Task:
Reproduce the records. Keep every word exact and include no images.

---------- Provided data

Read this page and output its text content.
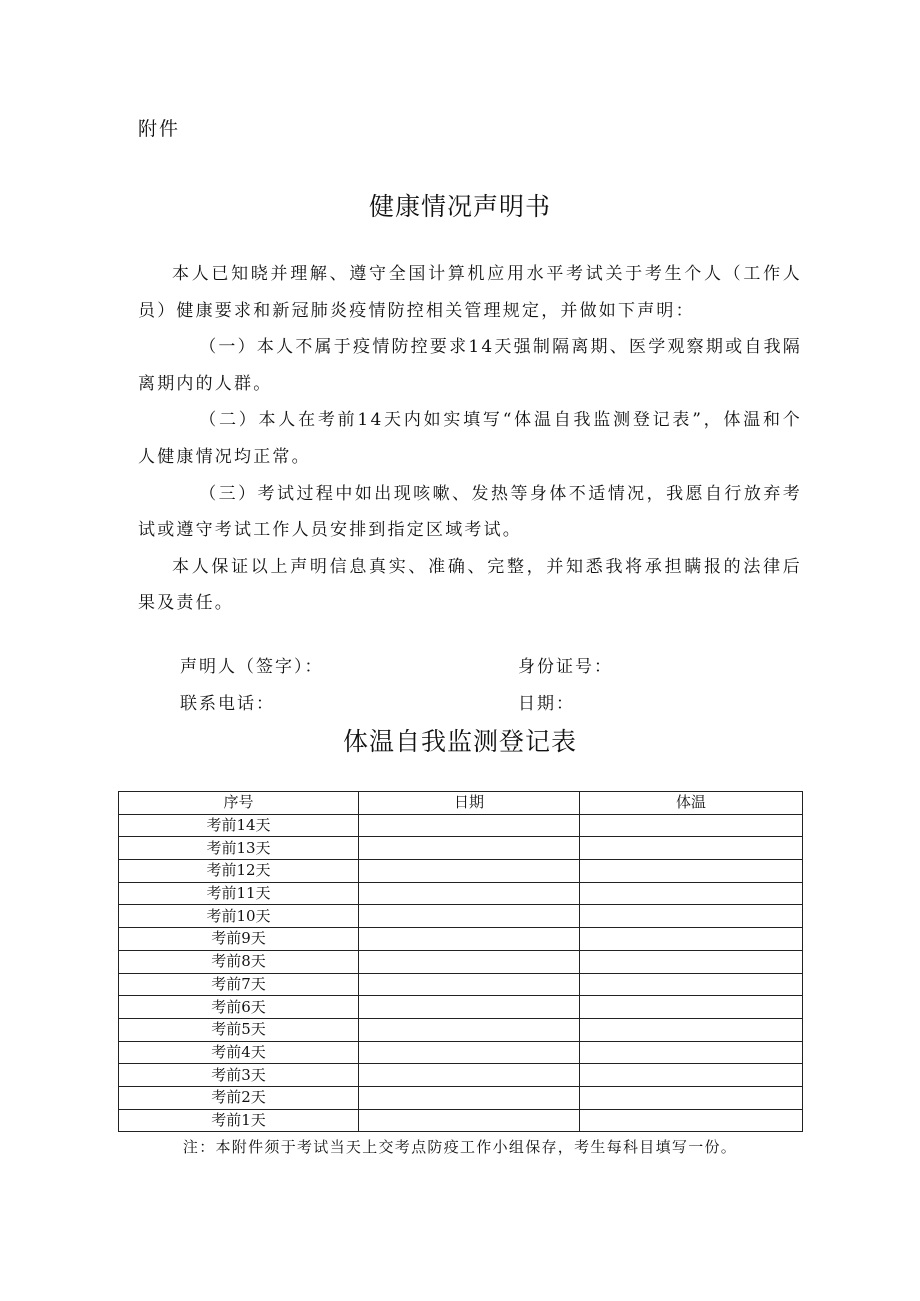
附件
健康情况声明书

本人已知晓并理解、遵守全国计算机应用水平考试关于考生个人（工作人员）健康要求和新冠肺炎疫情防控相关管理规定，并做如下声明：

（一）本人不属于疫情防控要求14天强制隔离期、医学观察期或自我隔离期内的人群。

（二）本人在考前14天内如实填写“体温自我监测登记表”，体温和个人健康情况均正常。

（三）考试过程中如出现咳嗽、发热等身体不适情况，我愿自行放弃考试或遵守考试工作人员安排到指定区域考试。

本人保证以上声明信息真实、准确、完整，并知悉我将承担瞒报的法律后果及责任。

声明人（签字）：	身份证号：
联系电话：	日期：
体温自我监测登记表
序号	日期	体温
考前14天		
考前13天		
考前12天		
考前11天		
考前10天		
考前9天		
考前8天		
考前7天		
考前6天		
考前5天		
考前4天		
考前3天		
考前2天		
考前1天		
注：本附件须于考试当天上交考点防疫工作小组保存，考生每科目填写一份。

--------------------

Solution for this problem:
Read this page and output its text content.
附件
健康情况声明书

本人已知晓并理解、遵守全国计算机应用水平考试关于考生个人（工作人员）健康要求和新冠肺炎疫情防控相关管理规定，并做如下声明：

（一）本人不属于疫情防控要求14天强制隔离期、医学观察期或自我隔离期内的人群。

（二）本人在考前14天内如实填写“体温自我监测登记表”，体温和个人健康情况均正常。

（三）考试过程中如出现咳嗽、发热等身体不适情况，我愿自行放弃考试或遵守考试工作人员安排到指定区域考试。

本人保证以上声明信息真实、准确、完整，并知悉我将承担瞒报的法律后果及责任。

声明人（签字）：	身份证号：
联系电话：	日期：
体温自我监测登记表
序号	日期	体温
考前14天		
考前13天		
考前12天		
考前11天		
考前10天		
考前9天		
考前8天		
考前7天		
考前6天		
考前5天		
考前4天		
考前3天		
考前2天		
考前1天		
注：本附件须于考试当天上交考点防疫工作小组保存，考生每科目填写一份。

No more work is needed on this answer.